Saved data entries
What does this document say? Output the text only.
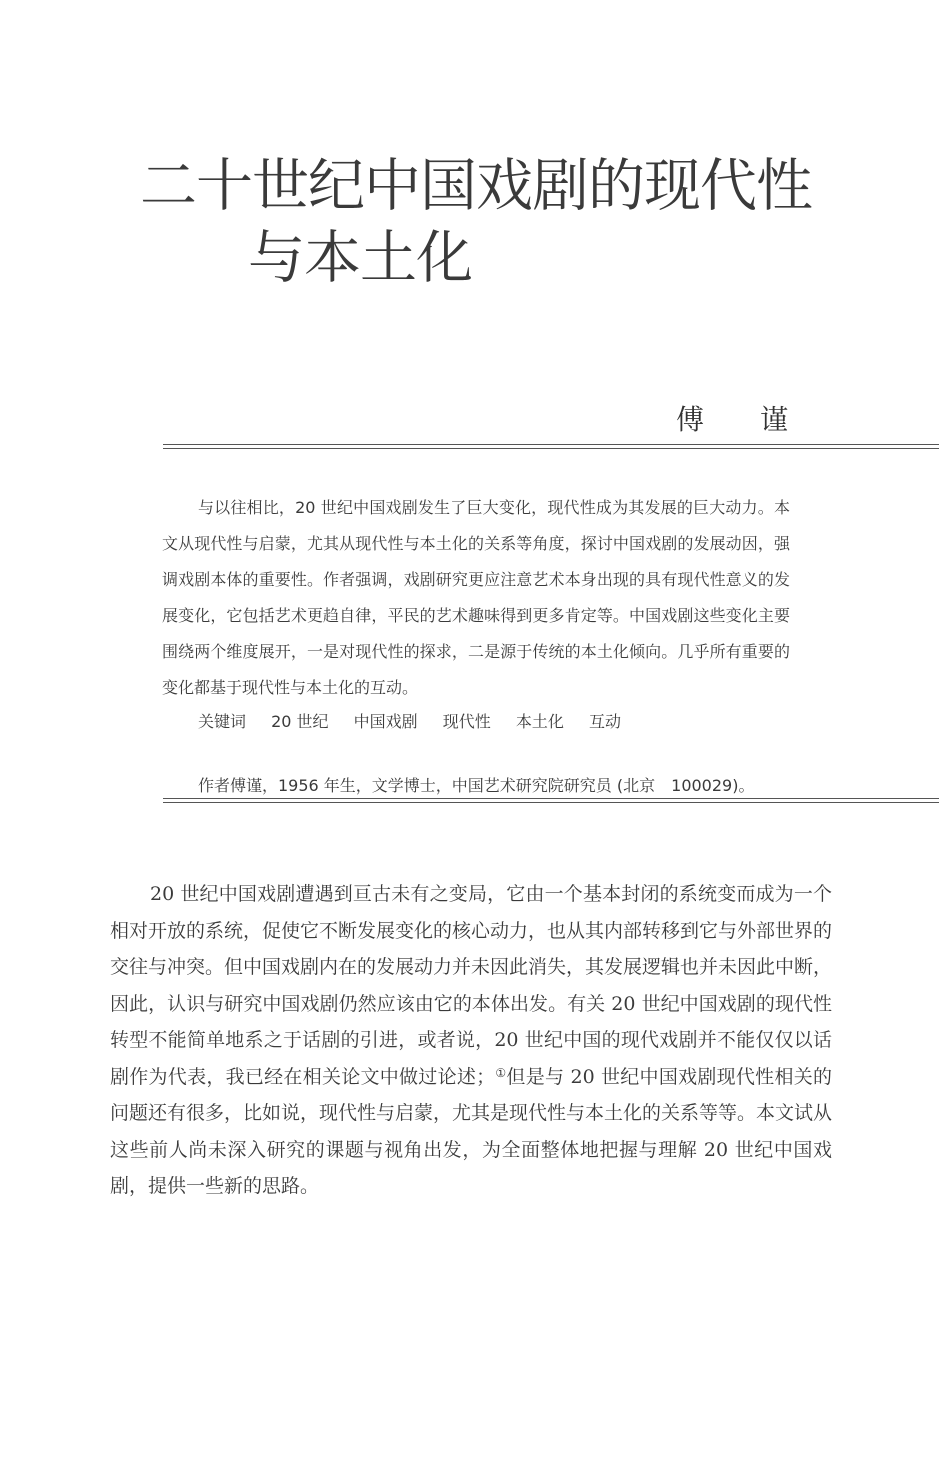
二十世纪中国戏剧的现代性
与本土化
傅 谨

与以往相比，20 世纪中国戏剧发生了巨大变化，现代性成为其发展的巨大动力。本文从现代性与启蒙，尤其从现代性与本土化的关系等角度，探讨中国戏剧的发展动因，强调戏剧本体的重要性。作者强调，戏剧研究更应注意艺术本身出现的具有现代性意义的发展变化，它包括艺术更趋自律，平民的艺术趣味得到更多肯定等。中国戏剧这些变化主要围绕两个维度展开，一是对现代性的探求，二是源于传统的本土化倾向。几乎所有重要的变化都基于现代性与本土化的互动。

关键词 20 世纪 中国戏剧 现代性 本土化 互动
作者傅谨，1956 年生，文学博士，中国艺术研究院研究员 (北京　100029)。

20 世纪中国戏剧遭遇到亘古未有之变局，它由一个基本封闭的系统变而成为一个相对开放的系统，促使它不断发展变化的核心动力，也从其内部转移到它与外部世界的交往与冲突。但中国戏剧内在的发展动力并未因此消失，其发展逻辑也并未因此中断，因此，认识与研究中国戏剧仍然应该由它的本体出发。有关 20 世纪中国戏剧的现代性转型不能简单地系之于话剧的引进，或者说，20 世纪中国的现代戏剧并不能仅仅以话剧作为代表，我已经在相关论文中做过论述；①但是与 20 世纪中国戏剧现代性相关的问题还有很多，比如说，现代性与启蒙，尤其是现代性与本土化的关系等等。本文试从这些前人尚未深入研究的课题与视角出发，为全面整体地把握与理解 20 世纪中国戏剧，提供一些新的思路。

## SET EXERCISE:
Nothing in the entries above should change when they are printed again, except that the pictures are dropped.

## REPLY TO THE EXERCISE:
What does this document say? Output the text only.
二十世纪中国戏剧的现代性
与本土化
傅 谨

与以往相比，20 世纪中国戏剧发生了巨大变化，现代性成为其发展的巨大动力。本文从现代性与启蒙，尤其从现代性与本土化的关系等角度，探讨中国戏剧的发展动因，强调戏剧本体的重要性。作者强调，戏剧研究更应注意艺术本身出现的具有现代性意义的发展变化，它包括艺术更趋自律，平民的艺术趣味得到更多肯定等。中国戏剧这些变化主要围绕两个维度展开，一是对现代性的探求，二是源于传统的本土化倾向。几乎所有重要的变化都基于现代性与本土化的互动。

关键词 20 世纪 中国戏剧 现代性 本土化 互动
作者傅谨，1956 年生，文学博士，中国艺术研究院研究员 (北京　100029)。

20 世纪中国戏剧遭遇到亘古未有之变局，它由一个基本封闭的系统变而成为一个相对开放的系统，促使它不断发展变化的核心动力，也从其内部转移到它与外部世界的交往与冲突。但中国戏剧内在的发展动力并未因此消失，其发展逻辑也并未因此中断，因此，认识与研究中国戏剧仍然应该由它的本体出发。有关 20 世纪中国戏剧的现代性转型不能简单地系之于话剧的引进，或者说，20 世纪中国的现代戏剧并不能仅仅以话剧作为代表，我已经在相关论文中做过论述；①但是与 20 世纪中国戏剧现代性相关的问题还有很多，比如说，现代性与启蒙，尤其是现代性与本土化的关系等等。本文试从这些前人尚未深入研究的课题与视角出发，为全面整体地把握与理解 20 世纪中国戏剧，提供一些新的思路。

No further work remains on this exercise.